#### WRITTEN EXERCISE:
Wherever the string "energy" appears in a line, extract that line.

(A run of records)
+===+

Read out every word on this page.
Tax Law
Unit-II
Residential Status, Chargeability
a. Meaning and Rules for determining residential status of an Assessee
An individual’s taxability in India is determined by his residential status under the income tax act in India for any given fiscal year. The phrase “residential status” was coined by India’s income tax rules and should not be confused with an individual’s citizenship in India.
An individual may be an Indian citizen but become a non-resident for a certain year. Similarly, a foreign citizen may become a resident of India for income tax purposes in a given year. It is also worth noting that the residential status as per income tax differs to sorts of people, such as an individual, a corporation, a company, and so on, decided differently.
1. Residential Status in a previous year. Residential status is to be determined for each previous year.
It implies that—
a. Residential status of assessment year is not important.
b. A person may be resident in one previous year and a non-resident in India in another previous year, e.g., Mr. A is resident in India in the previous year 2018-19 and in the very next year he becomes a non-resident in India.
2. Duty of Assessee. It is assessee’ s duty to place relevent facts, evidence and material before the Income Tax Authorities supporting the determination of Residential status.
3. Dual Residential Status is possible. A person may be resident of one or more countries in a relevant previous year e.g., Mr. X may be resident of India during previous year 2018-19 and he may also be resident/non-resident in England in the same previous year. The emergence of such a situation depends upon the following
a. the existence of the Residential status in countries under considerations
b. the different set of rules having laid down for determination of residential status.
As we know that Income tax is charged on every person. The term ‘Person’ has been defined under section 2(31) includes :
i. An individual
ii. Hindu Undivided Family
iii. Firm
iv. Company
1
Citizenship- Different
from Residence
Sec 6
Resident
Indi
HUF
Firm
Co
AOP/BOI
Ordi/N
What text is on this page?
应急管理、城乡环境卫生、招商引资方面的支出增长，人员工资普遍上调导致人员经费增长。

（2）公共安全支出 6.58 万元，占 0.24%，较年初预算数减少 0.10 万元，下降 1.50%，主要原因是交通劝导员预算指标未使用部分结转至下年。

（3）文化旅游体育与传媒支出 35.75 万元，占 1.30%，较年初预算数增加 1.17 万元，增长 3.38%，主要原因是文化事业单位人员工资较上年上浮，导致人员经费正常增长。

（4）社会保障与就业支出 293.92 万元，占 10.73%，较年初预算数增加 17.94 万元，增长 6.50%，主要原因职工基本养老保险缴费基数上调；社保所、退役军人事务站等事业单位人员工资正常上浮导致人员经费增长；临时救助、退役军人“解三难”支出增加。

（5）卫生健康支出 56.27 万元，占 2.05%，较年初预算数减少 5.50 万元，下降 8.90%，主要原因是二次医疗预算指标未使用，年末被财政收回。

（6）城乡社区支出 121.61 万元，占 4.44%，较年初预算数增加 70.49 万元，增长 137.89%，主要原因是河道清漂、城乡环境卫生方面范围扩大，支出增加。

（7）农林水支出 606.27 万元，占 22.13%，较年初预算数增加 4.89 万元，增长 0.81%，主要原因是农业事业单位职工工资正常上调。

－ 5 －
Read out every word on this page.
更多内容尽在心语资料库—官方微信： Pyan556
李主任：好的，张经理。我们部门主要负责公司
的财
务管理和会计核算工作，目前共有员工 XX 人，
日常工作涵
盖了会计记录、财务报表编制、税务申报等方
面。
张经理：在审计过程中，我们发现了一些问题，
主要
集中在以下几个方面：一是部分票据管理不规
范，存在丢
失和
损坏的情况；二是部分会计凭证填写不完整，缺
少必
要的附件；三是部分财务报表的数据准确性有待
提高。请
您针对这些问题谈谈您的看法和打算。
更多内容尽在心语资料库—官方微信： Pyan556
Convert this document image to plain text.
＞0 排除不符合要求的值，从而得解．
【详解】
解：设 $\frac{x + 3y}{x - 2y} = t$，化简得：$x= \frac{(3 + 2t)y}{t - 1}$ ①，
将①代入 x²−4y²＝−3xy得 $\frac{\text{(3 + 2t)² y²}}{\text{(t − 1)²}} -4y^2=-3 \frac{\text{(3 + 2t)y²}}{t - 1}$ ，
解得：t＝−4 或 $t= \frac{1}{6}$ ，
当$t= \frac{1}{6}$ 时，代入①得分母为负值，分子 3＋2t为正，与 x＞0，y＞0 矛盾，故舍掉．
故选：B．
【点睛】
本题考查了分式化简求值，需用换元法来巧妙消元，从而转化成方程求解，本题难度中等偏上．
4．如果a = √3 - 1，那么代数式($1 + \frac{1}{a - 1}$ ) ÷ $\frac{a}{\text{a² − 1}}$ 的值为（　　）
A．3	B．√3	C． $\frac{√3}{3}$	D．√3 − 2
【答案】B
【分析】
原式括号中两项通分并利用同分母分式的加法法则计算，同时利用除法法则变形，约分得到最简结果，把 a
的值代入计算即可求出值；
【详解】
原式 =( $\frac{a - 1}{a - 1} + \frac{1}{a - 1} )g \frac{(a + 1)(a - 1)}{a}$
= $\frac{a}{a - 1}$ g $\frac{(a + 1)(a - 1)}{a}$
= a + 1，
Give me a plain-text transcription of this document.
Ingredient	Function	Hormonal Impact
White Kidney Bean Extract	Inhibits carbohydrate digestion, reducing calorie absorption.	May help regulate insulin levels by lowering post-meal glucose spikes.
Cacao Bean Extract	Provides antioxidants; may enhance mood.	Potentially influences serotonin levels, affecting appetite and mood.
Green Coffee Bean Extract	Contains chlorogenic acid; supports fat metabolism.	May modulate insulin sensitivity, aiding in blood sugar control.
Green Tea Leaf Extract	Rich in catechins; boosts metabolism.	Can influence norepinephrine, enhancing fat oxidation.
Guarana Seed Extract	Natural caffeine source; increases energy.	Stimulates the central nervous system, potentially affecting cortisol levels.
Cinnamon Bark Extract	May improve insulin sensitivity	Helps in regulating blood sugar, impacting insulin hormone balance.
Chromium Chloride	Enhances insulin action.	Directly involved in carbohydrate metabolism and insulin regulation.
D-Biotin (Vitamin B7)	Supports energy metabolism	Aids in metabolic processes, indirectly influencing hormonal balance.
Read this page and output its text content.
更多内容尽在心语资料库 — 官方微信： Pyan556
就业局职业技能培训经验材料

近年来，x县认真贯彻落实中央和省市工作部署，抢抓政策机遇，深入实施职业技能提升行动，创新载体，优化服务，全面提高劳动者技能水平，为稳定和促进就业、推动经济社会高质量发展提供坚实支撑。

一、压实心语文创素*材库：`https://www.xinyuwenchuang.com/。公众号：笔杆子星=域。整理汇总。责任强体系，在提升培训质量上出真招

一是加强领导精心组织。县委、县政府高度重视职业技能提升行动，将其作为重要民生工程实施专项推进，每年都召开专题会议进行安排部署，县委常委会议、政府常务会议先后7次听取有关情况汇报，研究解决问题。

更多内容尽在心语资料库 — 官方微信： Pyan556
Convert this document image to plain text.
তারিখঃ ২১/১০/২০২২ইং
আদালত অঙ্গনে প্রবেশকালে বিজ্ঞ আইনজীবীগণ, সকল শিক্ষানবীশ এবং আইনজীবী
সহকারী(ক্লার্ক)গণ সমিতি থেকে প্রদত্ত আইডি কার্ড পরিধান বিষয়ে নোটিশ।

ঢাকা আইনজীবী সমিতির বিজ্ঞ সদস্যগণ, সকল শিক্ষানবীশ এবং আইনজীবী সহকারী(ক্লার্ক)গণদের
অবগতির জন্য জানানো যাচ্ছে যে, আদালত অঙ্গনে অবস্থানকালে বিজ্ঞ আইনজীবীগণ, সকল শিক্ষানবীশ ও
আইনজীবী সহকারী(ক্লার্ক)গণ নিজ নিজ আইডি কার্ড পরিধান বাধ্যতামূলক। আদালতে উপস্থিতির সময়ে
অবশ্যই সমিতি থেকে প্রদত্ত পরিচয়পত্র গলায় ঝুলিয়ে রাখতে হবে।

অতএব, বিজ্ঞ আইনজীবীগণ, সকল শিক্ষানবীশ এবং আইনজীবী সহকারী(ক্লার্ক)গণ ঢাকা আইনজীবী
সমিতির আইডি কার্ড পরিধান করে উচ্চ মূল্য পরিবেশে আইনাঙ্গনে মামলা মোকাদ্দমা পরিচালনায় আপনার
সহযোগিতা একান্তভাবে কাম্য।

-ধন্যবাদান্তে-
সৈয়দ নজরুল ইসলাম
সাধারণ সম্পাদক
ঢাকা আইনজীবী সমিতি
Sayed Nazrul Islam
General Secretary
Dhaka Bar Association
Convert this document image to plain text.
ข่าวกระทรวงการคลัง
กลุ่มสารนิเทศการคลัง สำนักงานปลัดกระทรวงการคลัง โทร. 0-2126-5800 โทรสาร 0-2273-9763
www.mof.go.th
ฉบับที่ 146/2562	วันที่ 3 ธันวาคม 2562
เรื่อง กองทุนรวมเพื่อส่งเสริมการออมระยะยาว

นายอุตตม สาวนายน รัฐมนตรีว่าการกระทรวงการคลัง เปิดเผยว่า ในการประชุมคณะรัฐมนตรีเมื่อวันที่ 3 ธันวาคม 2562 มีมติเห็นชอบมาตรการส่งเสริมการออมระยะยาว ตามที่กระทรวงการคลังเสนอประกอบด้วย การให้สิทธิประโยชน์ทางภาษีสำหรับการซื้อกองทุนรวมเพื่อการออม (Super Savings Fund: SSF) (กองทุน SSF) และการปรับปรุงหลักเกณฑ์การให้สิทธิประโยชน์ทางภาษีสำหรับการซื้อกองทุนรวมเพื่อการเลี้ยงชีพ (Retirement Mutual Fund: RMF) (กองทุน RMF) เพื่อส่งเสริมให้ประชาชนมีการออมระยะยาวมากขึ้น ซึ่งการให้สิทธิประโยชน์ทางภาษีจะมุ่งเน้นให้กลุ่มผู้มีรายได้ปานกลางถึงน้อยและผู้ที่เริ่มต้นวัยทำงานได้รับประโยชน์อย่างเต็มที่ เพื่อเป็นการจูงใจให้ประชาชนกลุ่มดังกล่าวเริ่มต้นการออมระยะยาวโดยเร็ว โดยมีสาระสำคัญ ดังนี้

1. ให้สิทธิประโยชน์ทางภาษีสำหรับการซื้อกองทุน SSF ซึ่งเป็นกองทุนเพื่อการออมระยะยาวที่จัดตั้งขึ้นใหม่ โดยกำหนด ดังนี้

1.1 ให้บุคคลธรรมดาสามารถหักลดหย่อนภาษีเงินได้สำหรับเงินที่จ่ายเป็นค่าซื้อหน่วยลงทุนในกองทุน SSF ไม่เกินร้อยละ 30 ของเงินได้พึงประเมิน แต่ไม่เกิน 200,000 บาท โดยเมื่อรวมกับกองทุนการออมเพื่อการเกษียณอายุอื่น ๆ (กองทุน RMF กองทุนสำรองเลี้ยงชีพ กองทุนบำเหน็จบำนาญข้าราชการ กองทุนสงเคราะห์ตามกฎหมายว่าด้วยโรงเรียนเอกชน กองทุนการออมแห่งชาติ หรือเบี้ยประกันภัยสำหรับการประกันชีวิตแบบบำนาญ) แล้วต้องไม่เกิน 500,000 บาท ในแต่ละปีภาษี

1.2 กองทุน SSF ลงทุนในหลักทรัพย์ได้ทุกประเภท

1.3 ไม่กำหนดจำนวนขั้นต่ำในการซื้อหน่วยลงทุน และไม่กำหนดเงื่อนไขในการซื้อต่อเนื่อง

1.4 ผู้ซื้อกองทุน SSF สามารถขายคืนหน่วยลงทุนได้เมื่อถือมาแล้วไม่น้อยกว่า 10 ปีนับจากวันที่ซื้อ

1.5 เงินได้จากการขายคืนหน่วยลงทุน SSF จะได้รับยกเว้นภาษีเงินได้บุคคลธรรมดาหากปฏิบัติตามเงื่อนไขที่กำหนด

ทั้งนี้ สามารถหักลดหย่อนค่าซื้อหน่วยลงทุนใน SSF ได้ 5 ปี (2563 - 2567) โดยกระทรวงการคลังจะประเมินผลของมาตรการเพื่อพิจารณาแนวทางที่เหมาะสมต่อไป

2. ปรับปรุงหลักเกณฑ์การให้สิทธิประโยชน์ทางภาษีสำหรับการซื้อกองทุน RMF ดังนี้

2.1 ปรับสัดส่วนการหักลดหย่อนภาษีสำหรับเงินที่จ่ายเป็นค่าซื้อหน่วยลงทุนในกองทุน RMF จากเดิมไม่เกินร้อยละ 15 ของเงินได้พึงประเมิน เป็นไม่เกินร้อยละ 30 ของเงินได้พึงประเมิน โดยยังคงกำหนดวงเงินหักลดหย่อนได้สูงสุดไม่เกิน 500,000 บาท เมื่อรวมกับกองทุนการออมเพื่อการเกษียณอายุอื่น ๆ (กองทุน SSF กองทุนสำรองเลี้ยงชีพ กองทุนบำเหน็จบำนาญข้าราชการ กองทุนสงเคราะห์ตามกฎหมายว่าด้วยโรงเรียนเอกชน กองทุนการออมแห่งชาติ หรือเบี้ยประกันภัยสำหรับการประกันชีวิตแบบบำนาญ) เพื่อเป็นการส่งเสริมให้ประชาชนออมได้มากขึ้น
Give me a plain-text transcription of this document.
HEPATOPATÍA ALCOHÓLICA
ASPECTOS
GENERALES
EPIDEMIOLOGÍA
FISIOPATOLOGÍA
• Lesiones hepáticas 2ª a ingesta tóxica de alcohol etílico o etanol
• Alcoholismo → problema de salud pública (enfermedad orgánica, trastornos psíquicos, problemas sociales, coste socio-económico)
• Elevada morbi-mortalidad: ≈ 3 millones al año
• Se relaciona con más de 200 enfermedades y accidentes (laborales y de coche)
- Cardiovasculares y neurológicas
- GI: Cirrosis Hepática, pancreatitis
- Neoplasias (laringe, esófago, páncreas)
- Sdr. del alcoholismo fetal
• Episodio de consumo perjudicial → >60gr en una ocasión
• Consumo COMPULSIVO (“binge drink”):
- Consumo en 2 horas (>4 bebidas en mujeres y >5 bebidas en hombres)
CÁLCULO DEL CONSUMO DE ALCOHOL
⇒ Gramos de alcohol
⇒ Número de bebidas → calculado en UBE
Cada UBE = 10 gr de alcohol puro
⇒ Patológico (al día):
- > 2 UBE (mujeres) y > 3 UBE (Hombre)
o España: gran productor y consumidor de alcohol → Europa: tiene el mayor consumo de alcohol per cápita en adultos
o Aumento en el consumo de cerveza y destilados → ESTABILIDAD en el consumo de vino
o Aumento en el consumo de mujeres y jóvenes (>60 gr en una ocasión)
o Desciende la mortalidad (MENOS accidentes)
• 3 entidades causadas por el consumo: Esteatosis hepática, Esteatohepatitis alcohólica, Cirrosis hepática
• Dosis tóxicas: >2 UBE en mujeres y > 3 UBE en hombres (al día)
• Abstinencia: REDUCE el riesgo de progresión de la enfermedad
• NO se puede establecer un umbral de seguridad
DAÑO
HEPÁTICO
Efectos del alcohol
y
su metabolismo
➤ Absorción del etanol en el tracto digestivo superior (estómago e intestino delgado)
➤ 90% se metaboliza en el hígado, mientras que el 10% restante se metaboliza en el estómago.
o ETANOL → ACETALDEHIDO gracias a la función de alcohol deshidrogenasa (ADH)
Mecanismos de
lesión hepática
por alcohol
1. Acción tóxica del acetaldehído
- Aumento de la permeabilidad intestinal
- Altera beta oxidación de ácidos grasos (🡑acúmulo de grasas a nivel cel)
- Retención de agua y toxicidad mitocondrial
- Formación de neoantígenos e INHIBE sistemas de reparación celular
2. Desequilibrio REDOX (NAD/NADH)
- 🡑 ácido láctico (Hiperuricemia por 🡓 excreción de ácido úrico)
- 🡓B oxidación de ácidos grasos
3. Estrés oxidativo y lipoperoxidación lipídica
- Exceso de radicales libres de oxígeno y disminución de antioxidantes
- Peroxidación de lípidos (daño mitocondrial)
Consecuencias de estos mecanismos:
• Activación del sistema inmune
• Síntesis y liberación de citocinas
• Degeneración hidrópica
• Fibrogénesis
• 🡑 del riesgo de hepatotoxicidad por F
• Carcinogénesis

+===+

#### RESULT OF THIS TASK:
Guarana Seed Extract	Natural caffeine source; increases energy.	Stimulates the central nervous system, potentially affecting cortisol levels.
D-Biotin (Vitamin B7)	Supports energy metabolism	Aids in metabolic processes, indirectly influencing hormonal balance.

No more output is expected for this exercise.